**TASK GOAL**. Find every line with "Eclipse" in it, then report how many there are and nothing more.

(Lines of data)

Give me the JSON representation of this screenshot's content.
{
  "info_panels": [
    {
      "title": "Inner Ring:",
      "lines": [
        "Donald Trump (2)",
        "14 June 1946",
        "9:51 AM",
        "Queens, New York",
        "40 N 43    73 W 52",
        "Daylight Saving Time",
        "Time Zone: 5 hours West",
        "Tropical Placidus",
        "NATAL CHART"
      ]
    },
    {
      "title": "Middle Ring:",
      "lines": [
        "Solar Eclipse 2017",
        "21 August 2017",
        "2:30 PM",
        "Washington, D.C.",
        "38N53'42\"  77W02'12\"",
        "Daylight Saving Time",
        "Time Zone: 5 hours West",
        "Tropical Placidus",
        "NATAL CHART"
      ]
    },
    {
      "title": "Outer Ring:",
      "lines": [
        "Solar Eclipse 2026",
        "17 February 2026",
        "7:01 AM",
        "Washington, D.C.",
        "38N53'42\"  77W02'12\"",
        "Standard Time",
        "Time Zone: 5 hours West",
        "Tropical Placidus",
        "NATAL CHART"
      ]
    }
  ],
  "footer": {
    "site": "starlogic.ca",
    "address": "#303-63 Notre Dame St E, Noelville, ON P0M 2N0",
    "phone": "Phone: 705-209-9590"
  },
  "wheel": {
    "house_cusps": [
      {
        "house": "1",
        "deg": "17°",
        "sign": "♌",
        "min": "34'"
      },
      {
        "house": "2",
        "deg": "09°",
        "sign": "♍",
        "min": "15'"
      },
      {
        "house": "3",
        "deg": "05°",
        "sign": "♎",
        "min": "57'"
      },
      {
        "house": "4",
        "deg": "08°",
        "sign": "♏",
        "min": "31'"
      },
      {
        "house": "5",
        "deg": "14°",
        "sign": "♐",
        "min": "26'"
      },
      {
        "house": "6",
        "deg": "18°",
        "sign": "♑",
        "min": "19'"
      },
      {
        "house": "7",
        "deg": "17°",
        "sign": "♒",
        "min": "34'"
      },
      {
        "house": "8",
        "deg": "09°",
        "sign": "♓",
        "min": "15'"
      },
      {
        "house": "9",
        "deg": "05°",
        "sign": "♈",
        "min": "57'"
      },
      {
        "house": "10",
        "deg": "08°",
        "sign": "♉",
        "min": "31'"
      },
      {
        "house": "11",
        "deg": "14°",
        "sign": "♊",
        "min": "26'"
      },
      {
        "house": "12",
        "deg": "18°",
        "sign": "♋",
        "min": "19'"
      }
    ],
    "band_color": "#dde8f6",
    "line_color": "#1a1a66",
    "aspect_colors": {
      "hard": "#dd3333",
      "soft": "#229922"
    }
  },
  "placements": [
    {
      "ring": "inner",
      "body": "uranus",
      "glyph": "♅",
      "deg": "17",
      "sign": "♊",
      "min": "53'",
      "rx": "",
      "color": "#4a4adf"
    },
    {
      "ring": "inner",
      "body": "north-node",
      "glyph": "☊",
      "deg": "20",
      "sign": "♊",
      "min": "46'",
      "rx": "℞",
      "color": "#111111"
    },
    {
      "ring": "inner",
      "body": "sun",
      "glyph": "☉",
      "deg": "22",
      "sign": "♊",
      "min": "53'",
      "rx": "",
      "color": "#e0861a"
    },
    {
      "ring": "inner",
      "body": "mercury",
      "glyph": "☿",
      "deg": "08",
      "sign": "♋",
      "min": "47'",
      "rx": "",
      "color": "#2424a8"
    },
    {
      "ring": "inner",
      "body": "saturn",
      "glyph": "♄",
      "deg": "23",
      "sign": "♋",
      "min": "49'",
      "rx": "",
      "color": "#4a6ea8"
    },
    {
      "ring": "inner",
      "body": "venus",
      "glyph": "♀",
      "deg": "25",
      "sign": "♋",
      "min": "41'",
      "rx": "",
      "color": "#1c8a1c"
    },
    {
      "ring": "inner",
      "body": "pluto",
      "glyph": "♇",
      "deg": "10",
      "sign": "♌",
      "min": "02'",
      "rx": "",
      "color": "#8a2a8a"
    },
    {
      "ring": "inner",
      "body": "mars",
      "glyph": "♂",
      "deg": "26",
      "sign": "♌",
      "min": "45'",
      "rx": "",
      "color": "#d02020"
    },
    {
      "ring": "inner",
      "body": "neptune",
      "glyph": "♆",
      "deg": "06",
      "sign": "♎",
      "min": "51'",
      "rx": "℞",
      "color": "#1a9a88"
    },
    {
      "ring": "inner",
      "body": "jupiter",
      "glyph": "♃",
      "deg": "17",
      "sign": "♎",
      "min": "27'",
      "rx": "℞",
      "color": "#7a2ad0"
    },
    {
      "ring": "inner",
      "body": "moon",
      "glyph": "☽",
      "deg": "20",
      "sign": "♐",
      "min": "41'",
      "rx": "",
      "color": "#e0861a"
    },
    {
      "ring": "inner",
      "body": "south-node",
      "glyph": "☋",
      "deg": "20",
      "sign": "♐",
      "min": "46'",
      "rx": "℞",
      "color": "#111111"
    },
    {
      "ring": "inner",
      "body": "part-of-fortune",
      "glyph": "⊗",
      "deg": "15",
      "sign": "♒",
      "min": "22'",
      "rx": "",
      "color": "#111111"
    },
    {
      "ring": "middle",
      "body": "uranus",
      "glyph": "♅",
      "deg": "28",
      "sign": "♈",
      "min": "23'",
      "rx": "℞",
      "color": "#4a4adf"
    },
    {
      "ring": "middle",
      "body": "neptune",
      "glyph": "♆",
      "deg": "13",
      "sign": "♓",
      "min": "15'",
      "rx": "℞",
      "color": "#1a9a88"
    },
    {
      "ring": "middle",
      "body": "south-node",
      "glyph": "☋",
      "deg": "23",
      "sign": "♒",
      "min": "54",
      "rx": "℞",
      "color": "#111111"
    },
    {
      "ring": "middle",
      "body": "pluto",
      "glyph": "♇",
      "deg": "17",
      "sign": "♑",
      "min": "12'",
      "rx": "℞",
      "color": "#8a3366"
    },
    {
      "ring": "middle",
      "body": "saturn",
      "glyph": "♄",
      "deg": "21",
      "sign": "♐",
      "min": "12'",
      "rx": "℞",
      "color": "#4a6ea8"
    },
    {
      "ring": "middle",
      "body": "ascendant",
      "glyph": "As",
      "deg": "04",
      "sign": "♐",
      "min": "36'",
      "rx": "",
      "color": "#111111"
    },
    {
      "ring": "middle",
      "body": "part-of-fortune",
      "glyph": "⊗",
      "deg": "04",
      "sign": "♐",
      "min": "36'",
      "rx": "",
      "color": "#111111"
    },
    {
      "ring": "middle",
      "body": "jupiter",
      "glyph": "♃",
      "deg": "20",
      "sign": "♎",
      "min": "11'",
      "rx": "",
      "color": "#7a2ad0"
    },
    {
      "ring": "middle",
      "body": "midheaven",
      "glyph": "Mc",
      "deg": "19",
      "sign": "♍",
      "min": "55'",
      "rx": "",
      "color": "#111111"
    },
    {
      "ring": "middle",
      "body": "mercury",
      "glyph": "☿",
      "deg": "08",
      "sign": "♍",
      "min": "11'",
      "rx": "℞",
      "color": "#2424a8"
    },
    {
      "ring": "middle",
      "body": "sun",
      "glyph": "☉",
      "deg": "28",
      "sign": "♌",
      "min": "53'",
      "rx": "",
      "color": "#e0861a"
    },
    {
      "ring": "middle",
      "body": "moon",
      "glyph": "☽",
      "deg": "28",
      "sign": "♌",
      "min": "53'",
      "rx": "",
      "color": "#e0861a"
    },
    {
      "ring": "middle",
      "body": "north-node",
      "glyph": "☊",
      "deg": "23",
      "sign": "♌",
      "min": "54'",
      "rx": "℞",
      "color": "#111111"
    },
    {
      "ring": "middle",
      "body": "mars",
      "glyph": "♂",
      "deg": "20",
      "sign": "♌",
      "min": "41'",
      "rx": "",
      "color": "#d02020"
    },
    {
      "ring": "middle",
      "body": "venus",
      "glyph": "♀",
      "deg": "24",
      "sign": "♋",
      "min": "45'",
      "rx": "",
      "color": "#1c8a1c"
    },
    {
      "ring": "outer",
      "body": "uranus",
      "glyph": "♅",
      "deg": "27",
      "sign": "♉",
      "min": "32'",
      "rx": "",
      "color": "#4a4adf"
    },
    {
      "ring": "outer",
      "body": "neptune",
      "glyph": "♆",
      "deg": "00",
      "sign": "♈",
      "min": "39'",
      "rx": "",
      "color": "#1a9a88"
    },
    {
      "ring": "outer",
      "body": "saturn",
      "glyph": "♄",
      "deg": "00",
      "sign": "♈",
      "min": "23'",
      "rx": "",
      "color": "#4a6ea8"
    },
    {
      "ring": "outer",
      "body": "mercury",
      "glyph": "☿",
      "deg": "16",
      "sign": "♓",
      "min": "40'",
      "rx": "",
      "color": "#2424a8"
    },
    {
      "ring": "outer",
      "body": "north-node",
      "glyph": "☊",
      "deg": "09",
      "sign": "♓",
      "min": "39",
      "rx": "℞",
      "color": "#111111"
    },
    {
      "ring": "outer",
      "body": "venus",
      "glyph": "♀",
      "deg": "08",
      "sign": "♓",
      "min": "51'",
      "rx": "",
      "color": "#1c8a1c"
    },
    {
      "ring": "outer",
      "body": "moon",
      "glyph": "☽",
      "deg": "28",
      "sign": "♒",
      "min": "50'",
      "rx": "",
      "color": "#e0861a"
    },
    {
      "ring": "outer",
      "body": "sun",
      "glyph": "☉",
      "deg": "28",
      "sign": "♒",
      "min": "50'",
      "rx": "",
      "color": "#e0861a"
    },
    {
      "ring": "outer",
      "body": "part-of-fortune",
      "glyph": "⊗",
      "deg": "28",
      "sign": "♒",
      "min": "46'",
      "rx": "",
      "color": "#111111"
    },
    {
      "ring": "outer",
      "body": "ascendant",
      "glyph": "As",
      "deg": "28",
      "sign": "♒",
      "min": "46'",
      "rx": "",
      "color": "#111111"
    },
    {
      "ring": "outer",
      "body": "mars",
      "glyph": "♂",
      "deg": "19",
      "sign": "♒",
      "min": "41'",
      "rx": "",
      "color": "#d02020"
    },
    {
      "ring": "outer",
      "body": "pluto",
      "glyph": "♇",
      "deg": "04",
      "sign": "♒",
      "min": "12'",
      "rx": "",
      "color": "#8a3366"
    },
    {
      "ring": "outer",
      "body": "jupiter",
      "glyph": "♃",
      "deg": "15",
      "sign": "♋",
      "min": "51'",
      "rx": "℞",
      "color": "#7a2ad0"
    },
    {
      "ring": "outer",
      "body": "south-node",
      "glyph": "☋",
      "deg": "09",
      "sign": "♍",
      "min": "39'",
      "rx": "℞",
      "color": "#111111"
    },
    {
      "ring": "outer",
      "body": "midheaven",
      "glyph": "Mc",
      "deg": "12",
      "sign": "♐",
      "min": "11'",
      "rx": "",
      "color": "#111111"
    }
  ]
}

**WRITTEN RESPONSE**. 2